[Lines of data]

========

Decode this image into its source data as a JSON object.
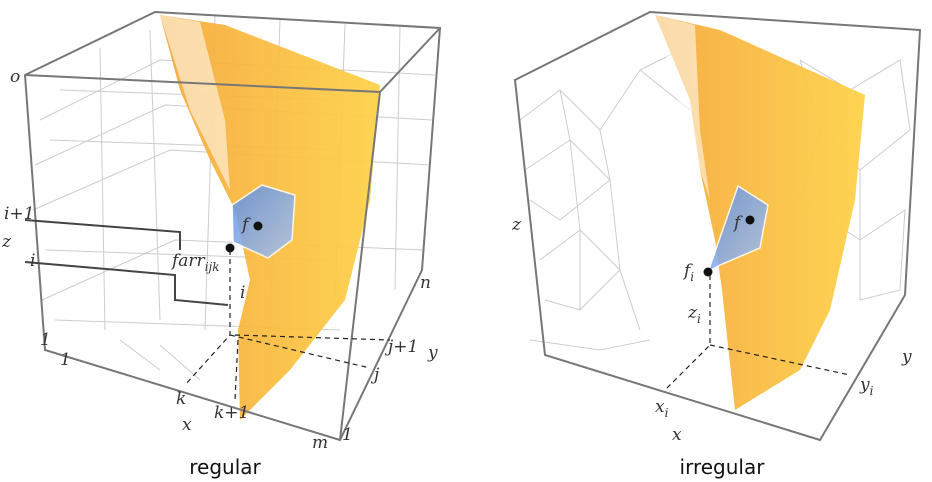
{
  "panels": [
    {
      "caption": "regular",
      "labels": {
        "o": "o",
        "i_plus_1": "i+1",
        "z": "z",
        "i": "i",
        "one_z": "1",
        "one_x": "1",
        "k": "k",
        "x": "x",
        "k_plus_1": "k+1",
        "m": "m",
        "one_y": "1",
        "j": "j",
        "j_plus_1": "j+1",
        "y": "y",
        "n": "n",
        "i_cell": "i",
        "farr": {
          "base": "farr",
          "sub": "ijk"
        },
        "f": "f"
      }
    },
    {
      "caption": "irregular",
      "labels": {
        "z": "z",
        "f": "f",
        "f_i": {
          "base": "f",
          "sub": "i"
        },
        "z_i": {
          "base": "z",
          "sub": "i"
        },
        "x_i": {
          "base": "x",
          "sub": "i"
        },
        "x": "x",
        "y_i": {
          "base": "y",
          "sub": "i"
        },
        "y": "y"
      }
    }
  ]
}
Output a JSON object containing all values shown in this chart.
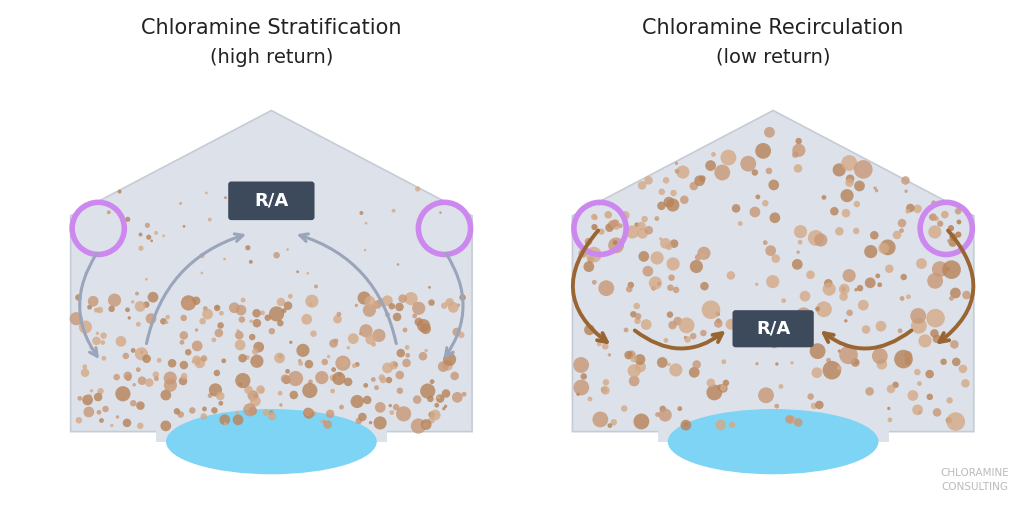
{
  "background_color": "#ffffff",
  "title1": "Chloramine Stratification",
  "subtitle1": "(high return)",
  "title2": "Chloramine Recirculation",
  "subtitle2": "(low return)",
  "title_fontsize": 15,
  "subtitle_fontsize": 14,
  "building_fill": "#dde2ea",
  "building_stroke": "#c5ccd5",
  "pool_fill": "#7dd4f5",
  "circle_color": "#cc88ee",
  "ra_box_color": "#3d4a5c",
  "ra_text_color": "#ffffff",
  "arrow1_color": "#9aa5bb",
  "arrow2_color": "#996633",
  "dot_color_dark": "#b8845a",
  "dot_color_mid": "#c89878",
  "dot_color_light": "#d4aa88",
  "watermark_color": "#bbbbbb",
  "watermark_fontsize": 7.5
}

========

→ **TASK OBJECTIVE**: Beginning at the line with "Output a JSON" and ending at the last line of the listing above, retype each line exactly, including those two lines. Leave the pictures out.

→ **COMPLETE OUTPUT**:
Output a JSON object containing all values shown in this chart.
{
  "background_color": "#ffffff",
  "title1": "Chloramine Stratification",
  "subtitle1": "(high return)",
  "title2": "Chloramine Recirculation",
  "subtitle2": "(low return)",
  "title_fontsize": 15,
  "subtitle_fontsize": 14,
  "building_fill": "#dde2ea",
  "building_stroke": "#c5ccd5",
  "pool_fill": "#7dd4f5",
  "circle_color": "#cc88ee",
  "ra_box_color": "#3d4a5c",
  "ra_text_color": "#ffffff",
  "arrow1_color": "#9aa5bb",
  "arrow2_color": "#996633",
  "dot_color_dark": "#b8845a",
  "dot_color_mid": "#c89878",
  "dot_color_light": "#d4aa88",
  "watermark_color": "#bbbbbb",
  "watermark_fontsize": 7.5
}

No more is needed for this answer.